Instructions to follow:
Leave out every picture, and restate word for word only the lines from the one containing "Enumerate this screenshot's" through the end of the material.

Raw records:
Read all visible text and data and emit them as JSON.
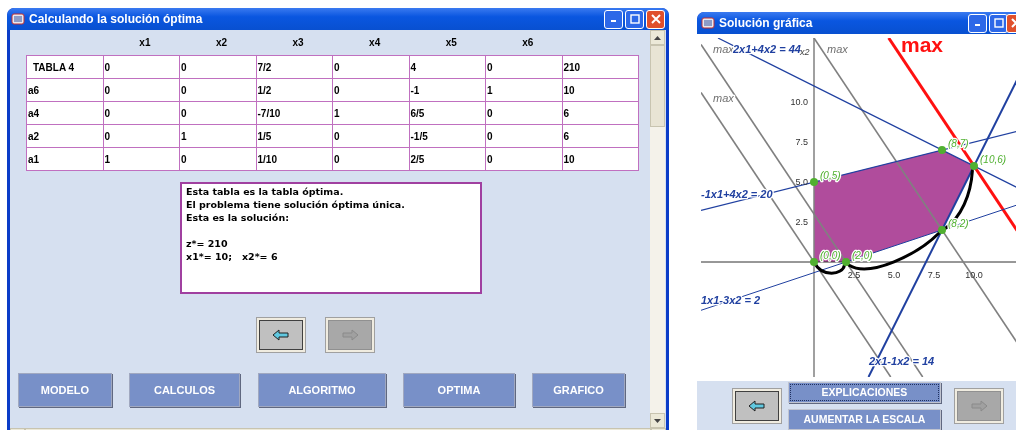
{
  "left_window": {
    "title": "Calculando la solución óptima",
    "table": {
      "columns": [
        "x1",
        "x2",
        "x3",
        "x4",
        "x5",
        "x6"
      ],
      "rows": [
        {
          "label": "TABLA 4",
          "cells": [
            "0",
            "0",
            "7/2",
            "0",
            "4",
            "0",
            "210"
          ]
        },
        {
          "label": "a6",
          "cells": [
            "0",
            "0",
            "1/2",
            "0",
            "-1",
            "1",
            "10"
          ]
        },
        {
          "label": "a4",
          "cells": [
            "0",
            "0",
            "-7/10",
            "1",
            "6/5",
            "0",
            "6"
          ]
        },
        {
          "label": "a2",
          "cells": [
            "0",
            "1",
            "1/5",
            "0",
            "-1/5",
            "0",
            "6"
          ]
        },
        {
          "label": "a1",
          "cells": [
            "1",
            "0",
            "1/10",
            "0",
            "2/5",
            "0",
            "10"
          ]
        }
      ]
    },
    "message": [
      [
        "Esta tabla es la tabla óptima.",
        "El problema tiene solución óptima única.",
        "Esta es la solución:"
      ],
      [
        "z*= 210",
        "x1*= 10;   x2*= 6"
      ]
    ],
    "nav_buttons": [
      {
        "kind": "back",
        "disabled": false
      },
      {
        "kind": "forward",
        "disabled": true
      }
    ],
    "tabs": [
      "MODELO",
      "CALCULOS",
      "ALGORITMO",
      "OPTIMA",
      "GRAFICO"
    ]
  },
  "right_window": {
    "title": "Solución gráfica",
    "graph": {
      "axis_label": "x2",
      "yticks": [
        "10.0",
        "7.5",
        "5.0",
        "2.5"
      ],
      "xticks": [
        "2.5",
        "5.0",
        "7.5",
        "10.0"
      ],
      "constraints": [
        {
          "label": "2x1+4x2 = 44"
        },
        {
          "label": "-1x1+4x2 = 20"
        },
        {
          "label": "1x1-3x2 = 2"
        },
        {
          "label": "2x1-1x2 = 14"
        }
      ],
      "vertices": [
        {
          "label": "(0,0)"
        },
        {
          "label": "(2,0)"
        },
        {
          "label": "(8,2)"
        },
        {
          "label": "(10,6)"
        },
        {
          "label": "(8,7)"
        },
        {
          "label": "(0,5)"
        }
      ],
      "level_lines": [
        "max",
        "max",
        "max"
      ],
      "objective": "max"
    },
    "nav_buttons": [
      {
        "kind": "back",
        "disabled": false
      },
      {
        "kind": "forward",
        "disabled": true
      }
    ],
    "actions": [
      {
        "label": "EXPLICACIONES",
        "focused": true
      },
      {
        "label": "AUMENTAR LA ESCALA",
        "focused": false
      }
    ]
  }
}
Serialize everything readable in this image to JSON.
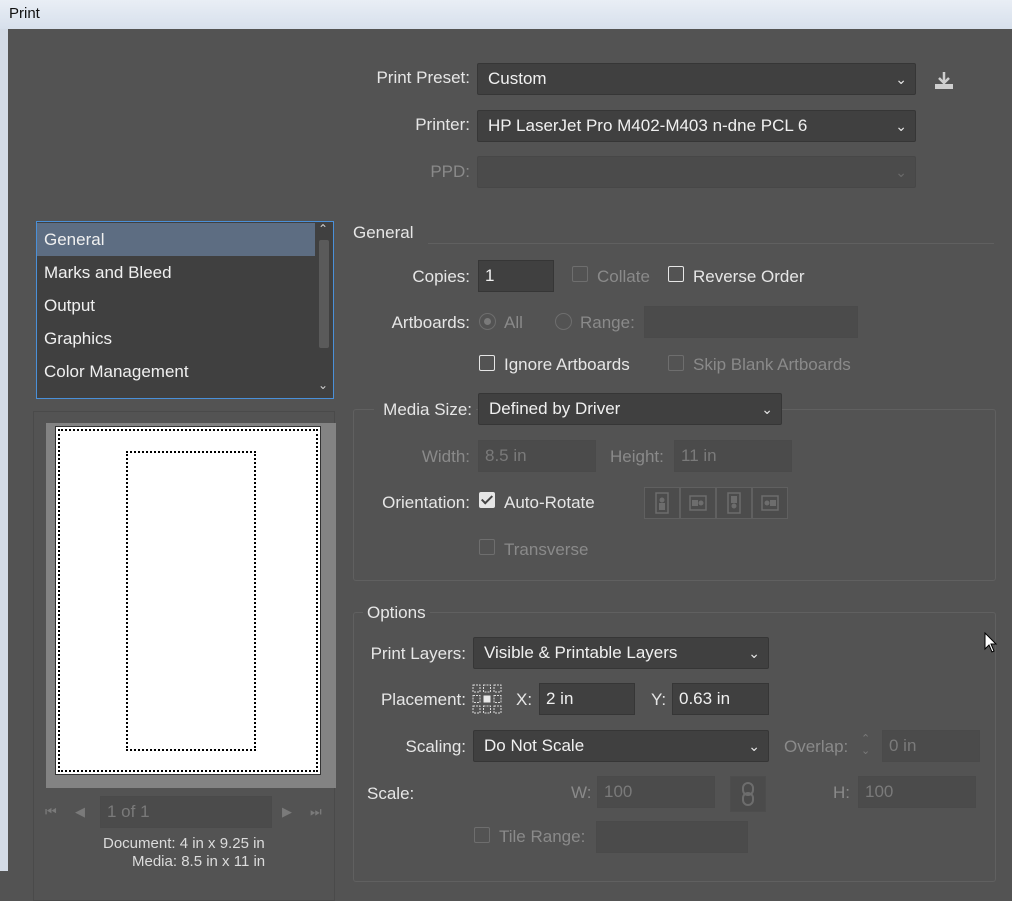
{
  "window": {
    "title": "Print"
  },
  "top": {
    "preset_label": "Print Preset:",
    "preset_value": "Custom",
    "printer_label": "Printer:",
    "printer_value": "HP LaserJet Pro M402-M403 n-dne PCL 6",
    "ppd_label": "PPD:",
    "ppd_value": ""
  },
  "sidebar": {
    "items": [
      {
        "label": "General",
        "selected": true
      },
      {
        "label": "Marks and Bleed"
      },
      {
        "label": "Output"
      },
      {
        "label": "Graphics"
      },
      {
        "label": "Color Management"
      }
    ]
  },
  "preview": {
    "page_value": "1 of 1",
    "doc_info": "Document: 4 in x 9.25 in",
    "media_info": "Media: 8.5 in x 11 in"
  },
  "general": {
    "section_title": "General",
    "copies_label": "Copies:",
    "copies_value": "1",
    "collate_label": "Collate",
    "reverse_label": "Reverse Order",
    "artboards_label": "Artboards:",
    "all_label": "All",
    "range_label": "Range:",
    "ignore_label": "Ignore Artboards",
    "skip_label": "Skip Blank Artboards",
    "media_size_label": "Media Size:",
    "media_size_value": "Defined by Driver",
    "width_label": "Width:",
    "width_value": "8.5 in",
    "height_label": "Height:",
    "height_value": "11 in",
    "orientation_label": "Orientation:",
    "autorotate_label": "Auto-Rotate",
    "transverse_label": "Transverse"
  },
  "options": {
    "section_title": "Options",
    "layers_label": "Print Layers:",
    "layers_value": "Visible & Printable Layers",
    "placement_label": "Placement:",
    "x_label": "X:",
    "x_value": "2 in",
    "y_label": "Y:",
    "y_value": "0.63 in",
    "scaling_label": "Scaling:",
    "scaling_value": "Do Not Scale",
    "overlap_label": "Overlap:",
    "overlap_value": "0 in",
    "scale_label": "Scale:",
    "w_label": "W:",
    "w_value": "100",
    "h_label": "H:",
    "h_value": "100",
    "tile_label": "Tile Range:"
  },
  "icons": [
    "save-preset-icon",
    "chevron-down-icon",
    "first-page-icon",
    "prev-page-icon",
    "next-page-icon",
    "last-page-icon",
    "orientation-portrait-icon",
    "orientation-landscape-icon",
    "orientation-portrait-flipped-icon",
    "orientation-landscape-flipped-icon",
    "placement-grid-icon",
    "link-icon",
    "mouse-cursor-icon"
  ]
}
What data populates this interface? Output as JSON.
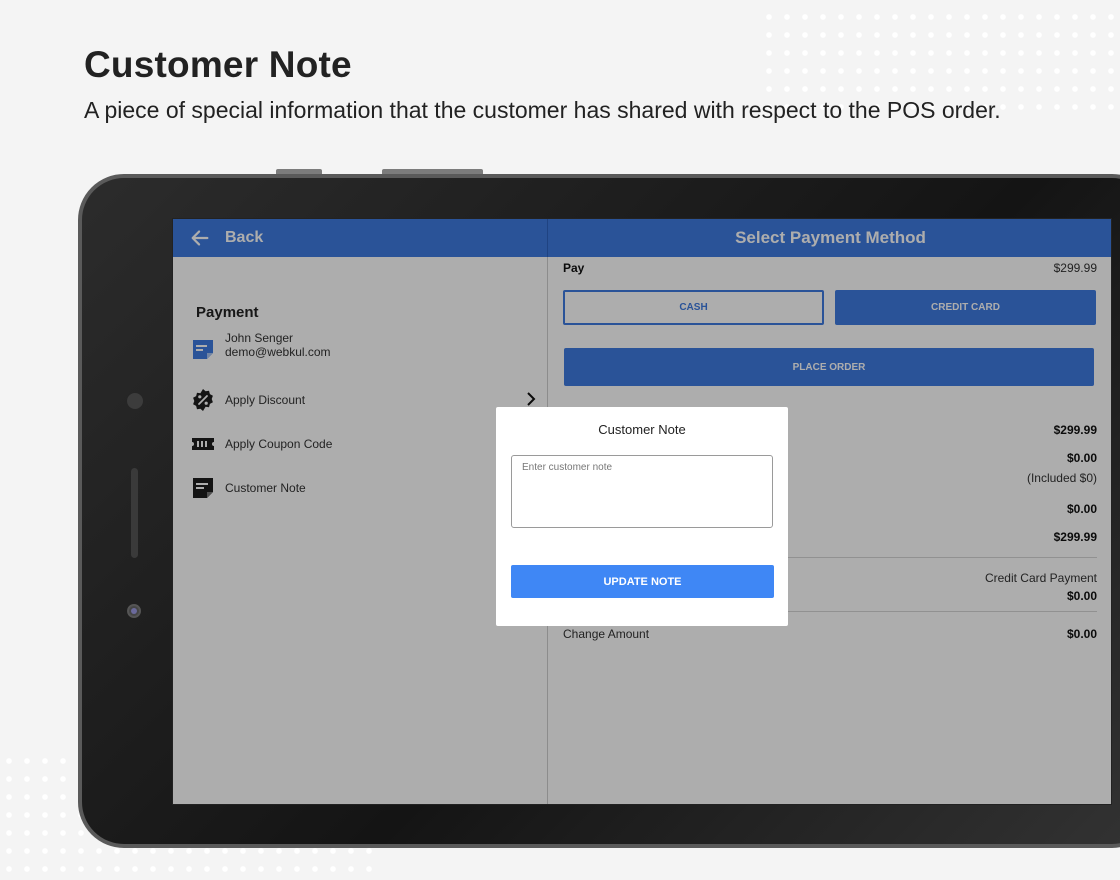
{
  "heading": {
    "title": "Customer Note",
    "subtitle": "A piece of special information that the customer has shared with respect to the POS order."
  },
  "topbar": {
    "back_label": "Back",
    "title": "Select Payment Method"
  },
  "left": {
    "section_title": "Payment",
    "customer": {
      "name": "John Senger",
      "email": "demo@webkul.com"
    },
    "menu": [
      {
        "label": "Apply Discount",
        "icon": "discount-badge-icon"
      },
      {
        "label": "Apply Coupon Code",
        "icon": "coupon-ticket-icon"
      },
      {
        "label": "Customer Note",
        "icon": "note-icon"
      }
    ]
  },
  "right": {
    "pay_label": "Pay",
    "pay_amount": "$299.99",
    "cash_label": "CASH",
    "credit_card_label": "CREDIT CARD",
    "place_order_label": "PLACE ORDER",
    "summary_values": [
      "$299.99",
      "$0.00",
      "(Included $0)",
      "$0.00",
      "$299.99"
    ],
    "payment_label": "Credit Card Payment",
    "payment_value": "$0.00",
    "change_label": "Change Amount",
    "change_value": "$0.00"
  },
  "modal": {
    "title": "Customer Note",
    "input_value": "",
    "input_placeholder": "Enter customer note",
    "update_label": "UPDATE NOTE"
  },
  "colors": {
    "accent": "#3f7be0",
    "update_button": "#3f87f5",
    "page_background": "#f4f4f4"
  }
}
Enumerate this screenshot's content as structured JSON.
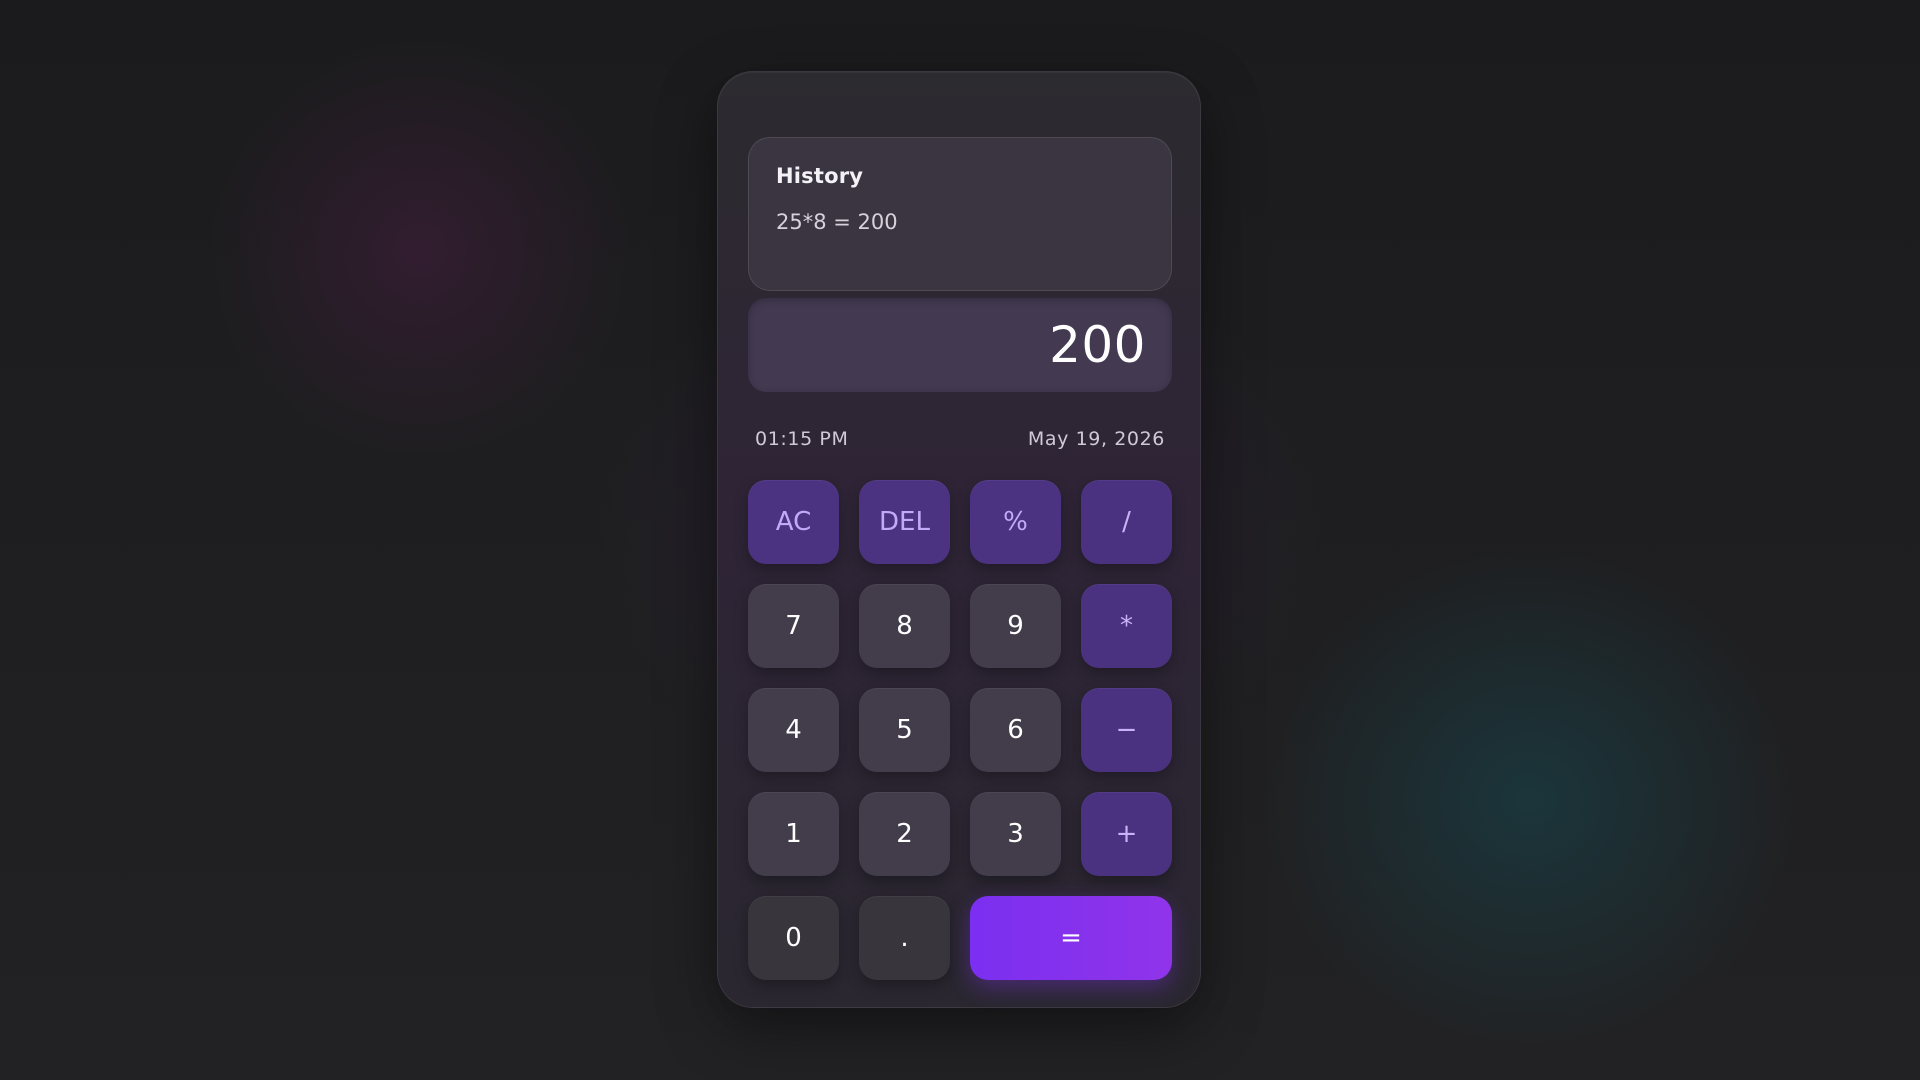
{
  "history": {
    "title": "History",
    "entries": [
      "25*8 = 200"
    ]
  },
  "display": {
    "value": "200"
  },
  "status": {
    "time": "01:15 PM",
    "date": "May 19, 2026"
  },
  "keys": {
    "ac": "AC",
    "del": "DEL",
    "percent": "%",
    "divide": "/",
    "seven": "7",
    "eight": "8",
    "nine": "9",
    "multiply": "*",
    "four": "4",
    "five": "5",
    "six": "6",
    "minus": "−",
    "one": "1",
    "two": "2",
    "three": "3",
    "plus": "+",
    "zero": "0",
    "decimal": ".",
    "equals": "="
  },
  "colors": {
    "accent": "#8a33ee",
    "function_key": "#4c3382",
    "number_key": "#433c4b",
    "display_bg": "#433a52"
  }
}
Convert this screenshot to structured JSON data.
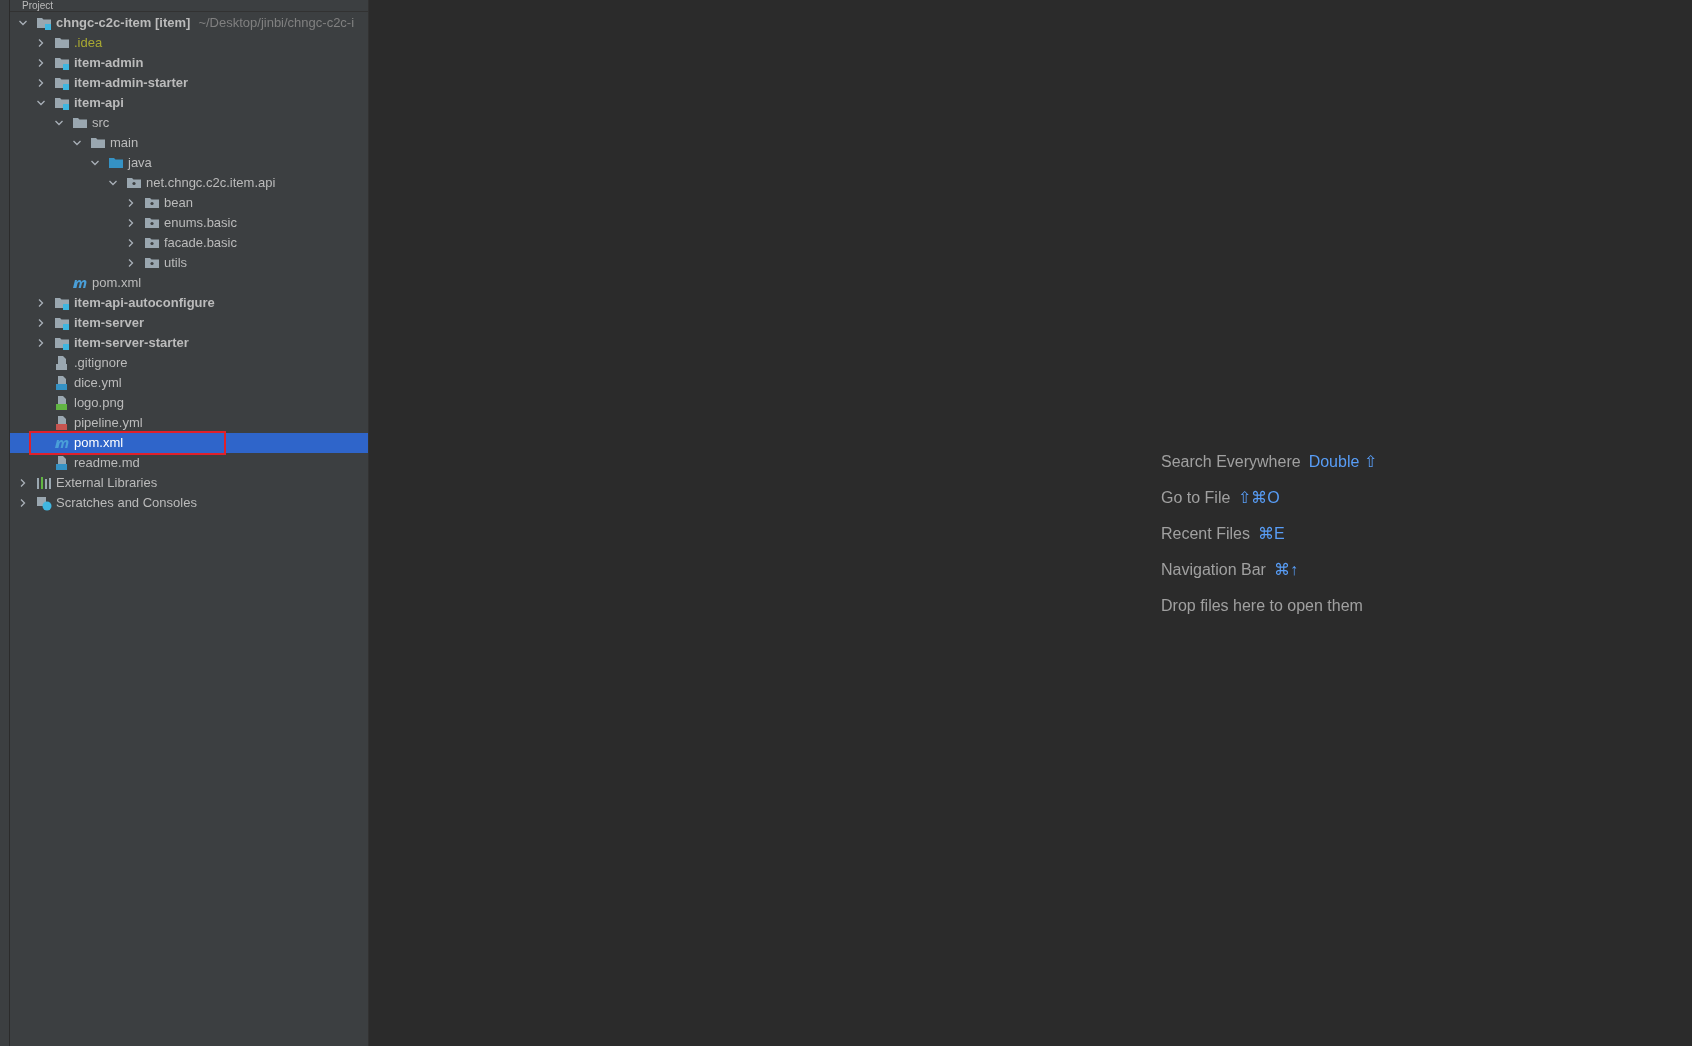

Final answer:
Enumerate this screenshot's content as structured JSON.
{
  "history": {
    "title": "History",
    "entries": [
      "25*8 = 200"
    ]
  },
  "display": {
    "value": "200"
  },
  "status": {
    "time": "01:15 PM",
    "date": "May 19, 2026"
  },
  "keys": {
    "ac": "AC",
    "del": "DEL",
    "percent": "%",
    "divide": "/",
    "seven": "7",
    "eight": "8",
    "nine": "9",
    "multiply": "*",
    "four": "4",
    "five": "5",
    "six": "6",
    "minus": "−",
    "one": "1",
    "two": "2",
    "three": "3",
    "plus": "+",
    "zero": "0",
    "decimal": ".",
    "equals": "="
  },
  "colors": {
    "accent": "#8a33ee",
    "function_key": "#4c3382",
    "number_key": "#433c4b",
    "display_bg": "#433a52"
  }
}
Convert this screenshot to structured JSON data.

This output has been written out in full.